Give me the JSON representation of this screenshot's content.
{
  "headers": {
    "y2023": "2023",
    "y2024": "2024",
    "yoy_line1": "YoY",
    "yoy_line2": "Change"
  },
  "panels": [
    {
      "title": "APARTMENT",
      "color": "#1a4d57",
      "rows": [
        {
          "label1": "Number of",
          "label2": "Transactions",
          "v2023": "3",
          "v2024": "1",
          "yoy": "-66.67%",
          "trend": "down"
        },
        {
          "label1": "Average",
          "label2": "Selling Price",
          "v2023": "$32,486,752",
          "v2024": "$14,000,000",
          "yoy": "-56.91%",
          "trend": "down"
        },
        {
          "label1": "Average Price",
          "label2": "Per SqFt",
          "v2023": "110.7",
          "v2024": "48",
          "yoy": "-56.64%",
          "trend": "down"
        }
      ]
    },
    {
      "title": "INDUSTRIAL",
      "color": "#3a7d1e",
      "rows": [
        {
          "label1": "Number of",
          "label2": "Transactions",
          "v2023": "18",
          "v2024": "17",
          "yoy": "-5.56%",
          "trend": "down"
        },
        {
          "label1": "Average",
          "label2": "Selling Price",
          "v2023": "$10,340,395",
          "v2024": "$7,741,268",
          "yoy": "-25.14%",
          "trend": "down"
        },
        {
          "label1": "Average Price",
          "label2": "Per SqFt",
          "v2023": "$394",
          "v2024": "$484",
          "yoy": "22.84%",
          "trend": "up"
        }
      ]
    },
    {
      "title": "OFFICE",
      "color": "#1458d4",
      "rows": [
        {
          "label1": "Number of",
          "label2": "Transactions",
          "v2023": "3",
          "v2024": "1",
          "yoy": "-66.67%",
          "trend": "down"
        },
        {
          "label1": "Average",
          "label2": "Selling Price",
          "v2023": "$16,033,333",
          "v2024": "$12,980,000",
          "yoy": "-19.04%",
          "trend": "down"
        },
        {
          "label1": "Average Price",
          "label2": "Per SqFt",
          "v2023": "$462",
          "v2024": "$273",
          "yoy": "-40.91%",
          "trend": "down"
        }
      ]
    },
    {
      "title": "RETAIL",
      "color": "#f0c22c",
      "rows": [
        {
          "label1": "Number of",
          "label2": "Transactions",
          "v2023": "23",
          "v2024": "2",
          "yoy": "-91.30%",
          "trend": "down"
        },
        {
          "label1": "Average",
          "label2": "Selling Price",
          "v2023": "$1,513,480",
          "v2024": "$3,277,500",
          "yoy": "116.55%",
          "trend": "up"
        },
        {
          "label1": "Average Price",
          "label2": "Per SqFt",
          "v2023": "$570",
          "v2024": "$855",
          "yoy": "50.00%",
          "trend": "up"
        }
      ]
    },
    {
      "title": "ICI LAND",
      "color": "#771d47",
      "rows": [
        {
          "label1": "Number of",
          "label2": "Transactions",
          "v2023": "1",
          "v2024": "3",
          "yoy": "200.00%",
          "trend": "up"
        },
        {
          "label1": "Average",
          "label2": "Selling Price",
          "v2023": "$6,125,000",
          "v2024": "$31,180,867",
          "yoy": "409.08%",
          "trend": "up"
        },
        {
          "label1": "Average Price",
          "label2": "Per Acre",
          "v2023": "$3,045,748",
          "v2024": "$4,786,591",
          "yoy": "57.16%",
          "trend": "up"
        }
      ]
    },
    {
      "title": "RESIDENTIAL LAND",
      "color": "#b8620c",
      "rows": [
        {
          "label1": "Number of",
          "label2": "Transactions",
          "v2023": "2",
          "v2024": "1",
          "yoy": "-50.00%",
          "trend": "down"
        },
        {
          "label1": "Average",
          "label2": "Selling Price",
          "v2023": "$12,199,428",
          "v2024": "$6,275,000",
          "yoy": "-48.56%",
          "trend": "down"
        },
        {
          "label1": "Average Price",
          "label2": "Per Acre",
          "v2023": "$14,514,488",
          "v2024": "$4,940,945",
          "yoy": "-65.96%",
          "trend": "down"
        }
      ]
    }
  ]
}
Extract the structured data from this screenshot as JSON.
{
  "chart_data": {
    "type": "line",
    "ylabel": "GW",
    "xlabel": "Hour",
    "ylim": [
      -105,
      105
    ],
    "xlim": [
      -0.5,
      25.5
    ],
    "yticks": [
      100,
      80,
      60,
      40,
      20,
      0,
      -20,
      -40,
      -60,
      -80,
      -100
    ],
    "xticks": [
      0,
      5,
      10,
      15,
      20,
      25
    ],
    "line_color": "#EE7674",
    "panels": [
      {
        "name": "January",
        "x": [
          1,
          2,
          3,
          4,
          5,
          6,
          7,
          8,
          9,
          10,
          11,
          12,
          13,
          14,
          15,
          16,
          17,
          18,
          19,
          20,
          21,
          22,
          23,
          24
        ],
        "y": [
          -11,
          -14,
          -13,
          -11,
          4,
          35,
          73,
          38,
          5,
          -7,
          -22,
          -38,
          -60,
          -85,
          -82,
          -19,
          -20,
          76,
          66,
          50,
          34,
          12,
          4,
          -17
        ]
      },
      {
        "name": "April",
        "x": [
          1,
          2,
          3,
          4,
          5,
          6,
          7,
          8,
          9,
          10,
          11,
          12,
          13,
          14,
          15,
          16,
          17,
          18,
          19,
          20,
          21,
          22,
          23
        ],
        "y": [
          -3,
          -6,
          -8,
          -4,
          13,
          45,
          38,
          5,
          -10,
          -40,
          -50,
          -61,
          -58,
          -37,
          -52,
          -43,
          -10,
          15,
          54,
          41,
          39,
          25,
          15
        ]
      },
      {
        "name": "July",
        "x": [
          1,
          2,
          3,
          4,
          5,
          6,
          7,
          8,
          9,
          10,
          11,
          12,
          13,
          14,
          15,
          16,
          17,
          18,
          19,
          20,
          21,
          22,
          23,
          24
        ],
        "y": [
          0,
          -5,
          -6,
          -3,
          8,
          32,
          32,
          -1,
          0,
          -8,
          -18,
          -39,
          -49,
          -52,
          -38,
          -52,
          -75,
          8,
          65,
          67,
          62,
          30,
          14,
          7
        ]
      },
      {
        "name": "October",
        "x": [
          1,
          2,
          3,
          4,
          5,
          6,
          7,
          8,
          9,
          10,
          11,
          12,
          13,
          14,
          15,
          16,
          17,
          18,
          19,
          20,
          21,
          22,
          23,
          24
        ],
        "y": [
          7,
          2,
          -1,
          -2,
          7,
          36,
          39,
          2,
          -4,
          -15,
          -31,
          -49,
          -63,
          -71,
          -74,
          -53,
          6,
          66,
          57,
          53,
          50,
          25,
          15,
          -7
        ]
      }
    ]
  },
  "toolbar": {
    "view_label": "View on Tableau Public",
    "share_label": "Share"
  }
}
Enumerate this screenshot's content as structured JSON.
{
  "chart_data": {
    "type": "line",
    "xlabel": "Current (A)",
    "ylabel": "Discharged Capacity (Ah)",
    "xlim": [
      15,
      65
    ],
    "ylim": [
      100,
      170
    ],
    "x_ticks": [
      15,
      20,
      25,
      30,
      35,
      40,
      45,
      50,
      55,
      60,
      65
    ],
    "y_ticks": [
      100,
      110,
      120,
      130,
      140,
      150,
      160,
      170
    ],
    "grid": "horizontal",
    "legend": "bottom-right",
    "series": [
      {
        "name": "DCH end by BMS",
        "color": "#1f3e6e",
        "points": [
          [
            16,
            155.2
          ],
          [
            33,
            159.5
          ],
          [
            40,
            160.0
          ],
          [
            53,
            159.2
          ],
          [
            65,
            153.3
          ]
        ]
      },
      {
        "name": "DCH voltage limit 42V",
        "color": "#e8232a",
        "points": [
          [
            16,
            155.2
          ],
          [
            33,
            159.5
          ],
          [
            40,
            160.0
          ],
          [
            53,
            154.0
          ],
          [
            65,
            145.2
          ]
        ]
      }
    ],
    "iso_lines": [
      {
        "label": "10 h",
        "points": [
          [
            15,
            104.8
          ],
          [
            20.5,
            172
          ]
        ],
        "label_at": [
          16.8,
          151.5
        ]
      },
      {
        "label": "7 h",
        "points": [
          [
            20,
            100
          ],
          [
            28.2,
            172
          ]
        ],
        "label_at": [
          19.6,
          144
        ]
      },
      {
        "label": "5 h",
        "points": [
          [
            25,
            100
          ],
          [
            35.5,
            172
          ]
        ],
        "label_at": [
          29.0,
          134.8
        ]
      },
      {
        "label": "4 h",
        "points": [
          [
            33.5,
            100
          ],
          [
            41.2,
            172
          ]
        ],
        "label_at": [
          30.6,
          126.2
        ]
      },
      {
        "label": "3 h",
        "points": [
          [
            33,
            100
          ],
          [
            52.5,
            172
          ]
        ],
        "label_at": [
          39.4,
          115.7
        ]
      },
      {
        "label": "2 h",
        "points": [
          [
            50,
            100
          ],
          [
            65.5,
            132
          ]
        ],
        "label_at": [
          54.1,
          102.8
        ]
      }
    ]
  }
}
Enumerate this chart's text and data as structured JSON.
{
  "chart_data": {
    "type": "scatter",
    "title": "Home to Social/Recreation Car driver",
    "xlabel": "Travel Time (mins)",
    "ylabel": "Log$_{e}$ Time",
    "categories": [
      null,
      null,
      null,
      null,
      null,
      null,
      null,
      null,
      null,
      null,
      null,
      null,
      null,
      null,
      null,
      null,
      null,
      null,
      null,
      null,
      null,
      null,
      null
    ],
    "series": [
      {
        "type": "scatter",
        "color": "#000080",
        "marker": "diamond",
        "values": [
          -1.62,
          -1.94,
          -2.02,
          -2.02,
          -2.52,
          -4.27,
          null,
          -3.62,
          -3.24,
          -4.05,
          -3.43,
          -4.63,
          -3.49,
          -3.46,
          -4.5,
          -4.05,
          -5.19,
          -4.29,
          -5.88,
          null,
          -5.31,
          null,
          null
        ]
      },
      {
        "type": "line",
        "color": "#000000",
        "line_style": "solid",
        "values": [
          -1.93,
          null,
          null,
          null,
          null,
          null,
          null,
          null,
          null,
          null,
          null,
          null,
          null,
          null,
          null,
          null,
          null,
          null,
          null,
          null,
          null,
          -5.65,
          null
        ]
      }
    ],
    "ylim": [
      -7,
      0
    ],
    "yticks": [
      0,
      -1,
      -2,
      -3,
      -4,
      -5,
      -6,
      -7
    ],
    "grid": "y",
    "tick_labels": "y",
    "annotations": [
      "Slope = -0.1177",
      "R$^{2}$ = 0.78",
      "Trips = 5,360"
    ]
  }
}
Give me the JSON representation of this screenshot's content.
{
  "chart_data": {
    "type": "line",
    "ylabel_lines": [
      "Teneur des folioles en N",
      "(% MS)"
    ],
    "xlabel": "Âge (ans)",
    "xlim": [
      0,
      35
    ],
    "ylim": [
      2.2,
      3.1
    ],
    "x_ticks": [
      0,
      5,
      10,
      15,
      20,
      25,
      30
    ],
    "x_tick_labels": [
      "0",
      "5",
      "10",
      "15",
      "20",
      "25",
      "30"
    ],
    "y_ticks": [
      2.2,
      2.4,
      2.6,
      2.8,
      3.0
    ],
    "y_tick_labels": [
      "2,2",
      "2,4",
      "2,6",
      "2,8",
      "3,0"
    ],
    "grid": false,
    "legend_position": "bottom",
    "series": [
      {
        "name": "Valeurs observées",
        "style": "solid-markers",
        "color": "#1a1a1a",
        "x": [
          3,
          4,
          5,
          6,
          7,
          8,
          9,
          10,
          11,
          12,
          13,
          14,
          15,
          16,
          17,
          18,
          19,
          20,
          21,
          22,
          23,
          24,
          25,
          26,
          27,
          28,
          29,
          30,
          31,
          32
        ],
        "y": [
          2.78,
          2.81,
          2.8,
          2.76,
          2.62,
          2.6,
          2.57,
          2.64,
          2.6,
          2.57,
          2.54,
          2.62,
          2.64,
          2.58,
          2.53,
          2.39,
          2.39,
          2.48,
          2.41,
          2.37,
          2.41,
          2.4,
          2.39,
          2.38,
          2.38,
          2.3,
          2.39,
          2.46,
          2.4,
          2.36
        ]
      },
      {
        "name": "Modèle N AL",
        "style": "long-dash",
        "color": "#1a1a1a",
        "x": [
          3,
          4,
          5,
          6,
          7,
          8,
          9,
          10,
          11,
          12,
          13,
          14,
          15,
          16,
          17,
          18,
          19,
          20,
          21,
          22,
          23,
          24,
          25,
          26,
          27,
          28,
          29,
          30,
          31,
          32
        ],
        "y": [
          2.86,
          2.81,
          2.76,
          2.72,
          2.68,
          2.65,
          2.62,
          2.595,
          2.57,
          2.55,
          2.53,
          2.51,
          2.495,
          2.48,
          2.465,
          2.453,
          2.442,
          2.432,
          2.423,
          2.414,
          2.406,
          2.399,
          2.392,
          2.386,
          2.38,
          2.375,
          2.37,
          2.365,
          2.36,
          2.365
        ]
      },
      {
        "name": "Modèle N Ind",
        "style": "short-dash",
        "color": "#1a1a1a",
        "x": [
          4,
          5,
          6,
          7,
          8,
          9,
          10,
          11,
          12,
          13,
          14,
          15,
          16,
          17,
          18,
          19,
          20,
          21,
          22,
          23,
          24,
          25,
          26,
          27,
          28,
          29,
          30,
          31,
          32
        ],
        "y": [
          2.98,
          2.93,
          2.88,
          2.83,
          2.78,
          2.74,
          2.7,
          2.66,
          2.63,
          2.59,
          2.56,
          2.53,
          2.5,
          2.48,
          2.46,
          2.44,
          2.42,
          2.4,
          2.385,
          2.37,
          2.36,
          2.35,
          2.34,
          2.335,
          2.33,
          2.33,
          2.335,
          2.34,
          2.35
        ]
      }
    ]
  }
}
------------
■ TO DO
Extract all lines of the records above that include "structured".

■ IN RESPONSE
Extract the structured data from this screenshot as JSON.
Enumerate this screenshot's content as structured JSON.
Enumerate this chart's text and data as structured JSON.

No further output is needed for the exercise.